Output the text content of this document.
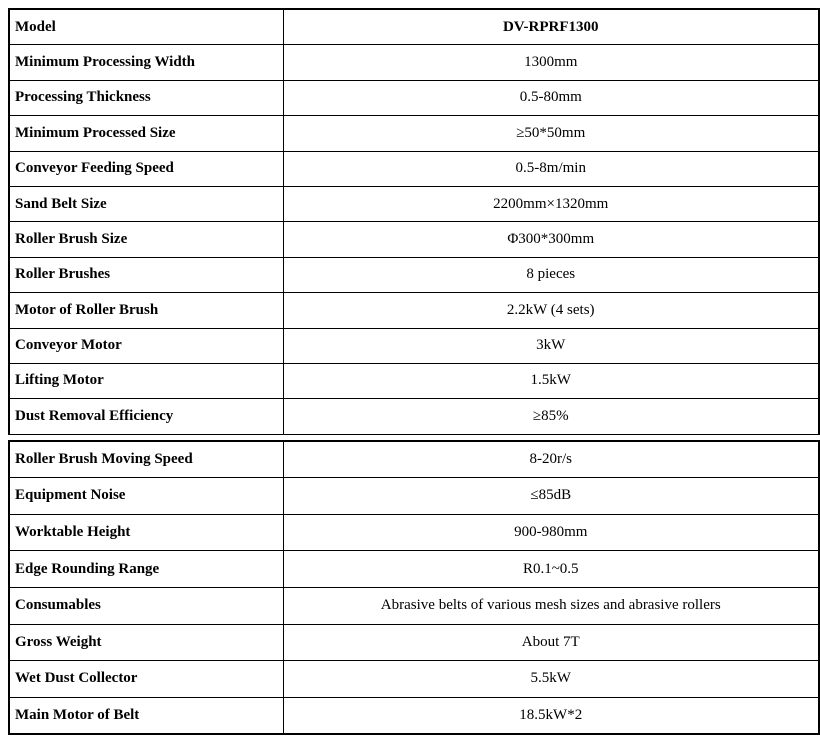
Model	DV-RPRF1300
Minimum Processing Width	1300mm
Processing Thickness	0.5-80mm
Minimum Processed Size	≥50*50mm
Conveyor Feeding Speed	0.5-8m/min
Sand Belt Size	2200mm×1320mm
Roller Brush Size	Φ300*300mm
Roller Brushes	8 pieces
Motor of Roller Brush	2.2kW (4 sets)
Conveyor Motor	3kW
Lifting Motor	1.5kW
Dust Removal Efficiency	≥85%
Roller Brush Moving Speed	8-20r/s
Equipment Noise	≤85dB
Worktable Height	900-980mm
Edge Rounding Range	R0.1~0.5
Consumables	Abrasive belts of various mesh sizes and abrasive rollers
Gross Weight	About 7T
Wet Dust Collector	5.5kW
Main Motor of Belt	18.5kW*2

● ● ● ● ●

Reproduce all entries without any change, and omit the pictures.

Output the text content of this document.
Model	DV-RPRF1300
Minimum Processing Width	1300mm
Processing Thickness	0.5-80mm
Minimum Processed Size	≥50*50mm
Conveyor Feeding Speed	0.5-8m/min
Sand Belt Size	2200mm×1320mm
Roller Brush Size	Φ300*300mm
Roller Brushes	8 pieces
Motor of Roller Brush	2.2kW (4 sets)
Conveyor Motor	3kW
Lifting Motor	1.5kW
Dust Removal Efficiency	≥85%
Roller Brush Moving Speed	8-20r/s
Equipment Noise	≤85dB
Worktable Height	900-980mm
Edge Rounding Range	R0.1~0.5
Consumables	Abrasive belts of various mesh sizes and abrasive rollers
Gross Weight	About 7T
Wet Dust Collector	5.5kW
Main Motor of Belt	18.5kW*2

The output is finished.